**EXERCISE DETAILS**
Return all the data below as it stands, minus the pictures.
|---|
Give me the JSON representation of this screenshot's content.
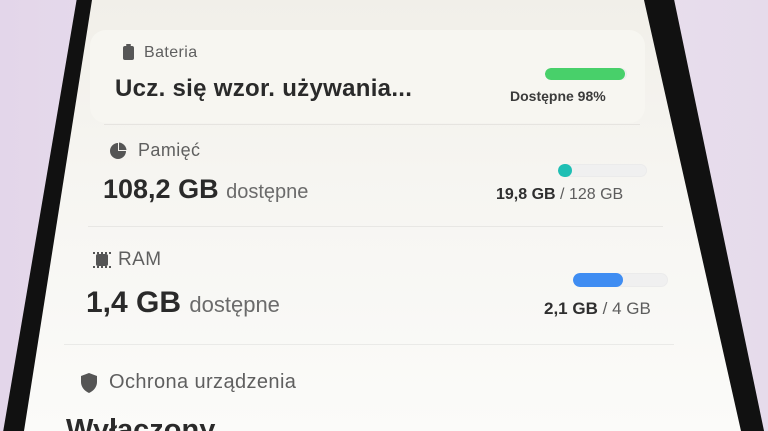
{
  "battery": {
    "label": "Bateria",
    "status": "Ucz. się wzor. używania...",
    "available_text": "Dostępne 98%",
    "percent": 98,
    "color": "#48d06a"
  },
  "storage": {
    "label": "Pamięć",
    "available_value": "108,2 GB",
    "available_suffix": "dostępne",
    "used": "19,8 GB",
    "separator": "/",
    "total": "128 GB",
    "used_fraction": 0.155,
    "color": "#1fbfb4"
  },
  "ram": {
    "label": "RAM",
    "available_value": "1,4 GB",
    "available_suffix": "dostępne",
    "used": "2,1 GB",
    "separator": "/",
    "total": "4 GB",
    "used_fraction": 0.525,
    "color": "#3f8df2"
  },
  "protection": {
    "label": "Ochrona urządzenia",
    "status": "Wyłączony"
  },
  "icons": {
    "battery": "battery-icon",
    "storage": "pie-chart-icon",
    "ram": "chip-icon",
    "protection": "shield-icon"
  }
}
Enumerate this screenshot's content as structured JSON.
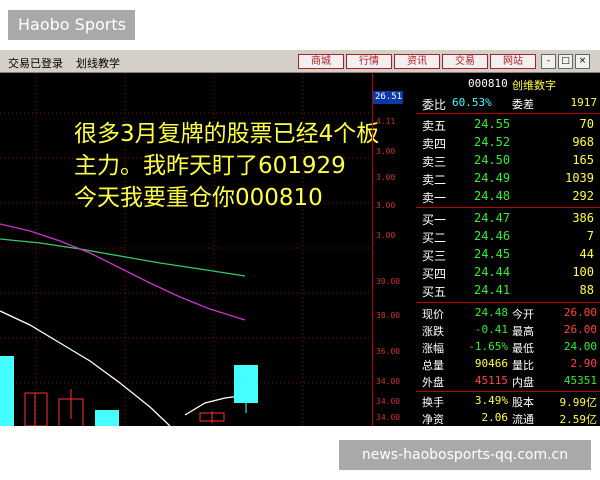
|---|
**CORRECT RESULT**
Give me the JSON representation of this screenshot's content.
{
  "battery": {
    "label": "Bateria",
    "status": "Ucz. się wzor. używania...",
    "available_text": "Dostępne 98%",
    "percent": 98,
    "color": "#48d06a"
  },
  "storage": {
    "label": "Pamięć",
    "available_value": "108,2 GB",
    "available_suffix": "dostępne",
    "used": "19,8 GB",
    "separator": "/",
    "total": "128 GB",
    "used_fraction": 0.155,
    "color": "#1fbfb4"
  },
  "ram": {
    "label": "RAM",
    "available_value": "1,4 GB",
    "available_suffix": "dostępne",
    "used": "2,1 GB",
    "separator": "/",
    "total": "4 GB",
    "used_fraction": 0.525,
    "color": "#3f8df2"
  },
  "protection": {
    "label": "Ochrona urządzenia",
    "status": "Wyłączony"
  },
  "icons": {
    "battery": "battery-icon",
    "storage": "pie-chart-icon",
    "ram": "chip-icon",
    "protection": "shield-icon"
  }
}
Enumerate this screenshot's content as structured JSON.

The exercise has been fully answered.